Given records:

****************

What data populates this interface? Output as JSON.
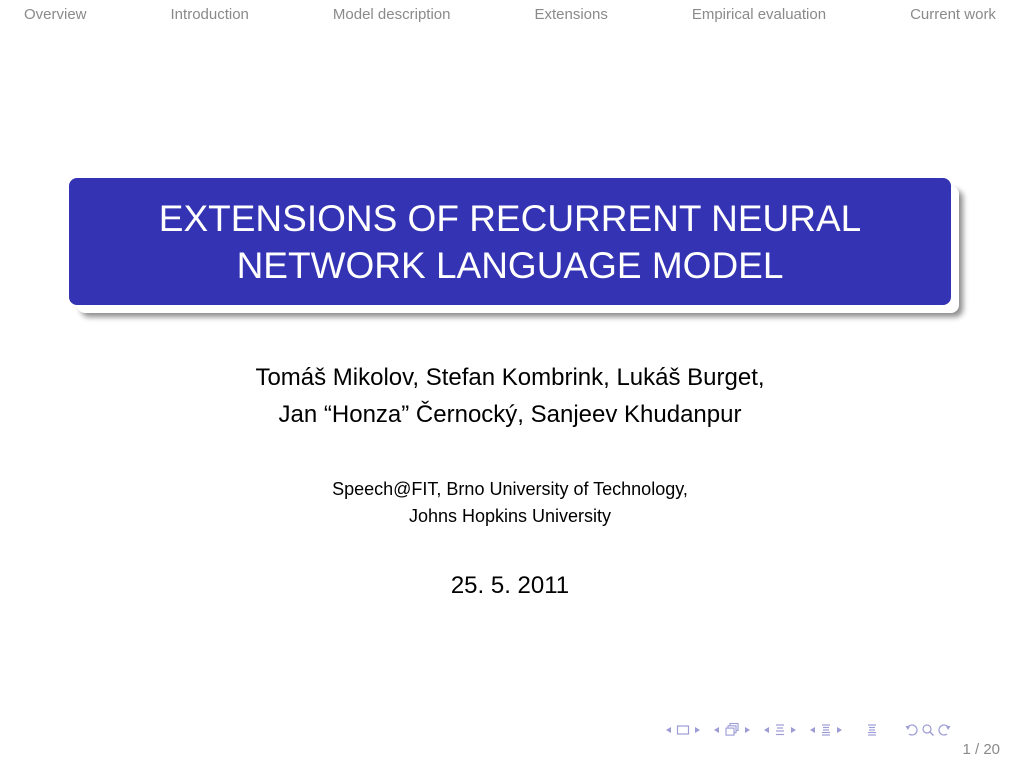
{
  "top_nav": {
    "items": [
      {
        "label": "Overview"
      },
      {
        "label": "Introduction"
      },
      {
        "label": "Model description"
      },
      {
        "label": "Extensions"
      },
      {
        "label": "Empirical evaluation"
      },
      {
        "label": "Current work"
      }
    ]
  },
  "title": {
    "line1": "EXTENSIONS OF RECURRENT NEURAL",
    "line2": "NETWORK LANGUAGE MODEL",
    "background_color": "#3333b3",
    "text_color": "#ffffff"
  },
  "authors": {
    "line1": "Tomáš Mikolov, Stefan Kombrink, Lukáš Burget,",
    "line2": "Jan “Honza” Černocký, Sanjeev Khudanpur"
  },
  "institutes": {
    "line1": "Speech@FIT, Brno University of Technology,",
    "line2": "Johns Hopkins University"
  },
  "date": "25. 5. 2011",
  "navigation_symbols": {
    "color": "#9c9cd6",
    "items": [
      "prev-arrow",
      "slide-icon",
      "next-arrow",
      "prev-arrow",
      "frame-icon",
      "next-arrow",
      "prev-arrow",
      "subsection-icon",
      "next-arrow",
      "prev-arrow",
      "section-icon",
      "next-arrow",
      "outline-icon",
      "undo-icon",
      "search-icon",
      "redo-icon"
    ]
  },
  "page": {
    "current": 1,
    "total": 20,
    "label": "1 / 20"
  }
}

****************

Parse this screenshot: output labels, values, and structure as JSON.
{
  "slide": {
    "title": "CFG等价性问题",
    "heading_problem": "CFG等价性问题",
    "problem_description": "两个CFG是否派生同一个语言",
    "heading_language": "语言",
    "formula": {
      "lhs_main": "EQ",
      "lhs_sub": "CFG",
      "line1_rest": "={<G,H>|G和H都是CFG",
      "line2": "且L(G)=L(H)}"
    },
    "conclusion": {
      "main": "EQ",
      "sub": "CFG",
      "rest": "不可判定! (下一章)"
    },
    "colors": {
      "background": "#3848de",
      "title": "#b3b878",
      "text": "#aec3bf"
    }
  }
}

****************

The request:
Your task is to gather all lines from the entries above that hold the word "University".

Exercise response:
    "line1": "Speech@FIT, Brno University of Technology,",
    "line2": "Johns Hopkins University"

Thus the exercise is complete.